- **Requirement**: All lines in the data bearing the string "were" should be identified and copied.
···
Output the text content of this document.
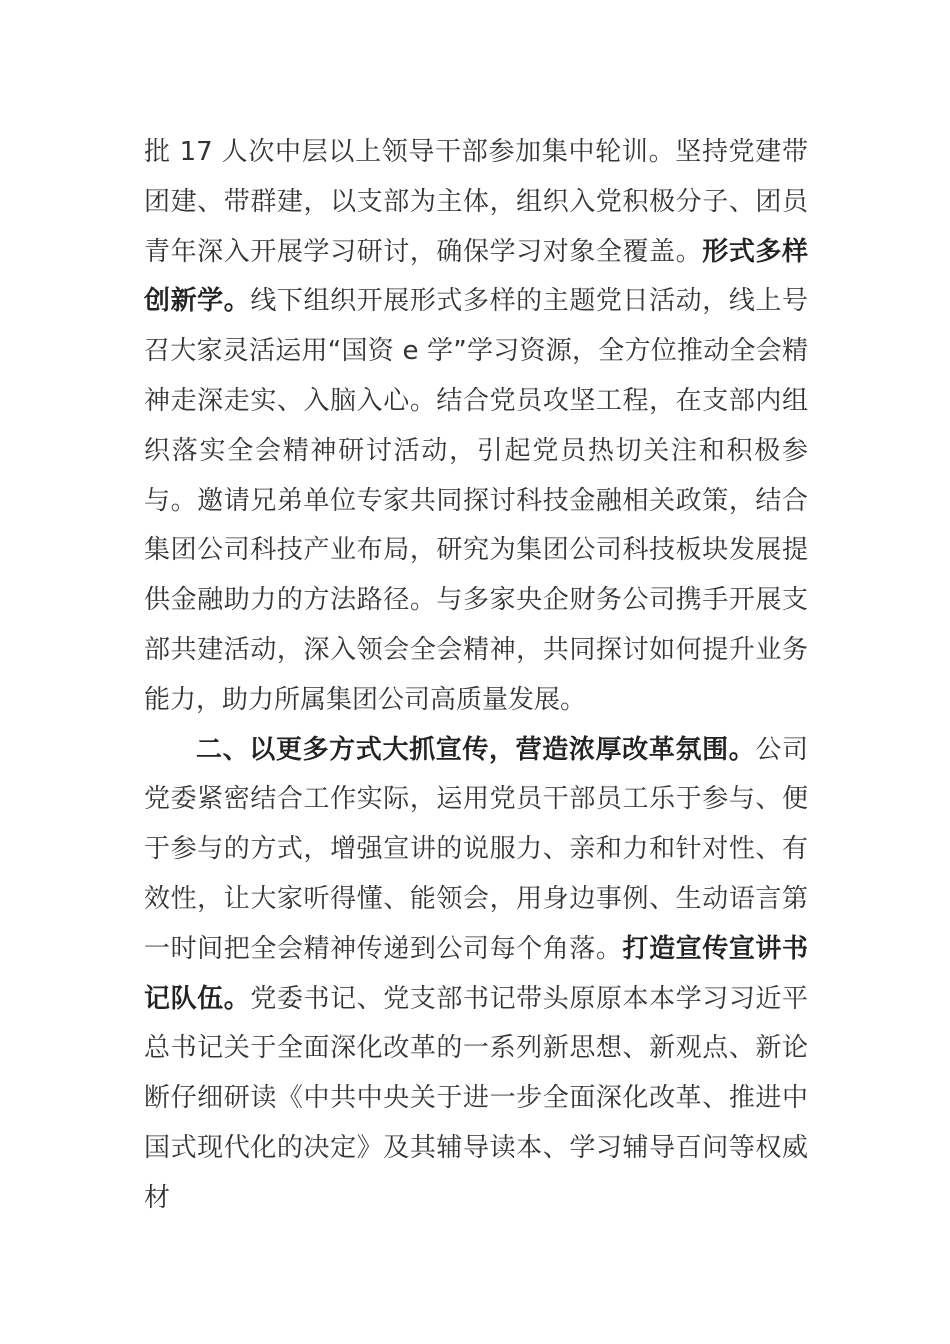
批 17 人次中层以上领导干部参加集中轮训。坚持党建带团建、带群建，以支部为主体，组织入党积极分子、团员青年深入开展学习研讨，确保学习对象全覆盖。形式多样创新学。线下组织开展形式多样的主题党日活动，线上号召大家灵活运用“国资 e 学”学习资源，全方位推动全会精神走深走实、入脑入心。结合党员攻坚工程，在支部内组织落实全会精神研讨活动，引起党员热切关注和积极参与。邀请兄弟单位专家共同探讨科技金融相关政策，结合集团公司科技产业布局，研究为集团公司科技板块发展提供金融助力的方法路径。与多家央企财务公司携手开展支部共建活动，深入领会全会精神，共同探讨如何提升业务能力，助力所属集团公司高质量发展。

二、以更多方式大抓宣传，营造浓厚改革氛围。公司党委紧密结合工作实际，运用党员干部员工乐于参与、便于参与的方式，增强宣讲的说服力、亲和力和针对性、有效性，让大家听得懂、能领会，用身边事例、生动语言第一时间把全会精神传递到公司每个角落。打造宣传宣讲书记队伍。党委书记、党支部书记带头原原本本学习习近平总书记关于全面深化改革的一系列新思想、新观点、新论断仔细研读《中共中央关于进一步全面深化改革、推进中国式现代化的决定》及其辅导读本、学习辅导百问等权威材
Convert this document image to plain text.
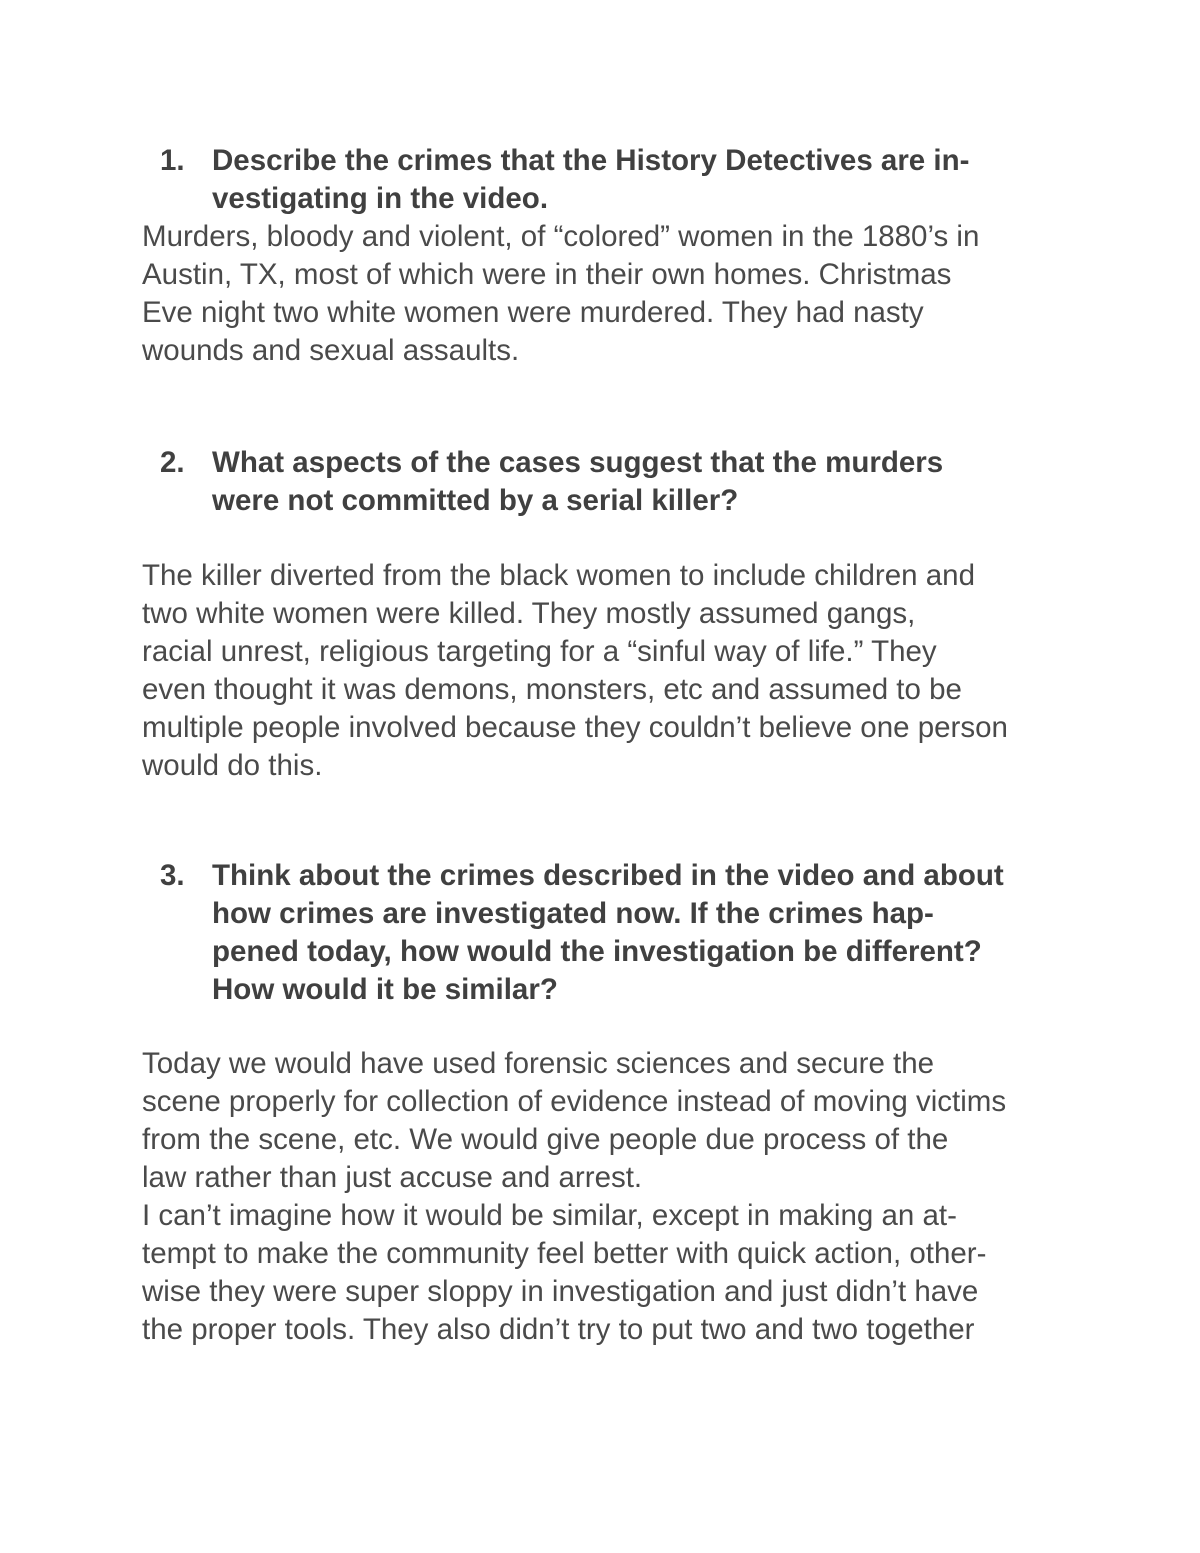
1. Describe the crimes that the History Detectives are in-
vestigating in the video.
Murders, bloody and violent, of “colored” women in the 1880’s in
Austin, TX, most of which were in their own homes. Christmas
Eve night two white women were murdered. They had nasty
wounds and sexual assaults.
2. What aspects of the cases suggest that the murders
were not committed by a serial killer?
The killer diverted from the black women to include children and
two white women were killed. They mostly assumed gangs,
racial unrest, religious targeting for a “sinful way of life.” They
even thought it was demons, monsters, etc and assumed to be
multiple people involved because they couldn’t believe one person
would do this.
3. Think about the crimes described in the video and about
how crimes are investigated now. If the crimes hap-
pened today, how would the investigation be different?
How would it be similar?
Today we would have used forensic sciences and secure the
scene properly for collection of evidence instead of moving victims
from the scene, etc. We would give people due process of the
law rather than just accuse and arrest.
I can’t imagine how it would be similar, except in making an at-
tempt to make the community feel better with quick action, other-
wise they were super sloppy in investigation and just didn’t have
the proper tools. They also didn’t try to put two and two together
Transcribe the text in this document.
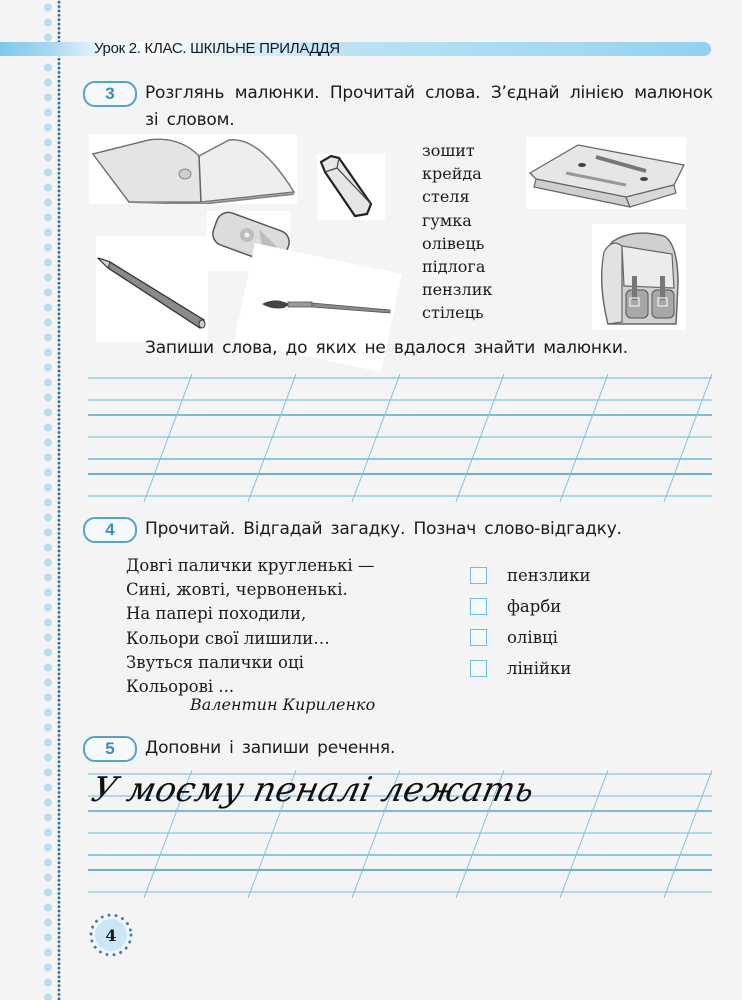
Урок 2. КЛАС. ШКІЛЬНЕ ПРИЛАДДЯ
3 Розглянь малюнки. Прочитай слова. З’єднай лінією малюнок
зі словом.
зошит
крейда
стеля
гумка
олівець
підлога
пензлик
стілець
Запиши слова, до яких не вдалося знайти малюнки.
4 Прочитай. Відгадай загадку. Познач слово-відгадку.
Довгі палички кругленькі —
Сині, жовті, червоненькі.
На папері походили,
Кольори свої лишили…
Звуться палички оці
Кольорові ...
Валентин Кириленко
пензлики
фарби
олівці
лінійки
5 Доповни і запиши речення.
У моєму пеналі лежать
4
···
- **Full answer**:
Austin, TX, most of which were in their own homes. Christmas
Eve night two white women were murdered. They had nasty
were not committed by a serial killer?
two white women were killed. They mostly assumed gangs,
wise they were super sloppy in investigation and just didn’t have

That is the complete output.